Dataset rows describing interfaces
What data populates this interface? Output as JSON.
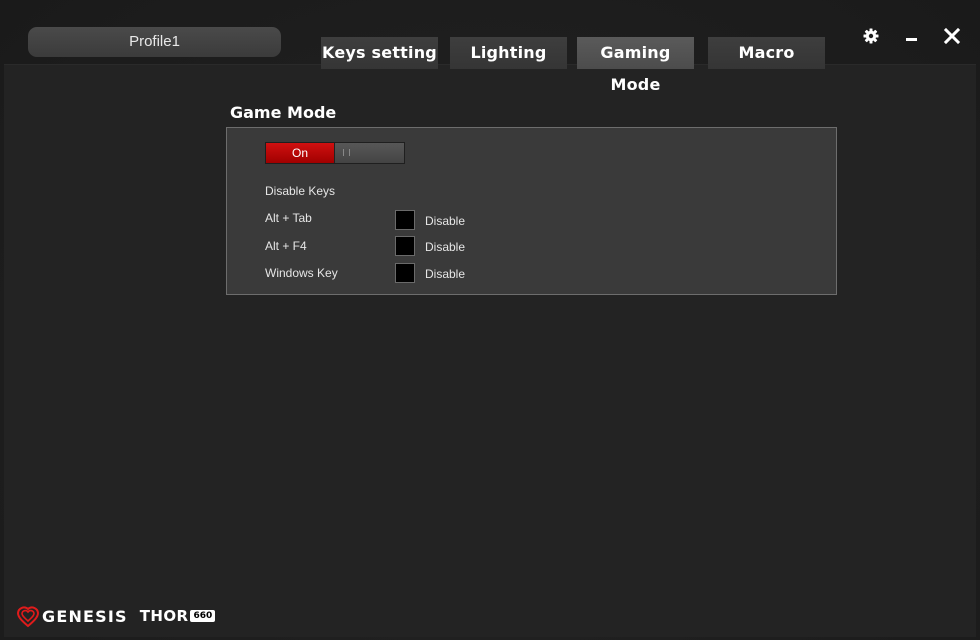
{
  "header": {
    "profile_name": "Profile1",
    "tabs": [
      {
        "label": "Keys setting",
        "active": false
      },
      {
        "label": "Lighting",
        "active": false
      },
      {
        "label": "Gaming Mode",
        "active": true
      },
      {
        "label": "Macro",
        "active": false
      }
    ],
    "window_controls": {
      "settings_icon": "gear-icon",
      "minimize_icon": "minimize-icon",
      "close_icon": "close-icon"
    }
  },
  "game_mode": {
    "title": "Game Mode",
    "toggle_label": "On",
    "toggle_state": "on",
    "disable_keys_heading": "Disable Keys",
    "keys": [
      {
        "label": "Alt + Tab",
        "checkbox_label": "Disable",
        "checked": false
      },
      {
        "label": "Alt + F4",
        "checkbox_label": "Disable",
        "checked": false
      },
      {
        "label": "Windows Key",
        "checkbox_label": "Disable",
        "checked": false
      }
    ]
  },
  "footer": {
    "brand": "GENESIS",
    "model": "THOR",
    "model_badge": "660"
  },
  "colors": {
    "background": "#1f1f1f",
    "panel": "#3a3a3a",
    "accent_red": "#d01010",
    "text": "#e6e6e6"
  }
}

- _What you should do_
Give the entries above again exactly, minus their pictures.

- _Completed exercise_
What data populates this interface? Output as JSON.
{
  "header": {
    "profile_name": "Profile1",
    "tabs": [
      {
        "label": "Keys setting",
        "active": false
      },
      {
        "label": "Lighting",
        "active": false
      },
      {
        "label": "Gaming Mode",
        "active": true
      },
      {
        "label": "Macro",
        "active": false
      }
    ],
    "window_controls": {
      "settings_icon": "gear-icon",
      "minimize_icon": "minimize-icon",
      "close_icon": "close-icon"
    }
  },
  "game_mode": {
    "title": "Game Mode",
    "toggle_label": "On",
    "toggle_state": "on",
    "disable_keys_heading": "Disable Keys",
    "keys": [
      {
        "label": "Alt + Tab",
        "checkbox_label": "Disable",
        "checked": false
      },
      {
        "label": "Alt + F4",
        "checkbox_label": "Disable",
        "checked": false
      },
      {
        "label": "Windows Key",
        "checkbox_label": "Disable",
        "checked": false
      }
    ]
  },
  "footer": {
    "brand": "GENESIS",
    "model": "THOR",
    "model_badge": "660"
  },
  "colors": {
    "background": "#1f1f1f",
    "panel": "#3a3a3a",
    "accent_red": "#d01010",
    "text": "#e6e6e6"
  }
}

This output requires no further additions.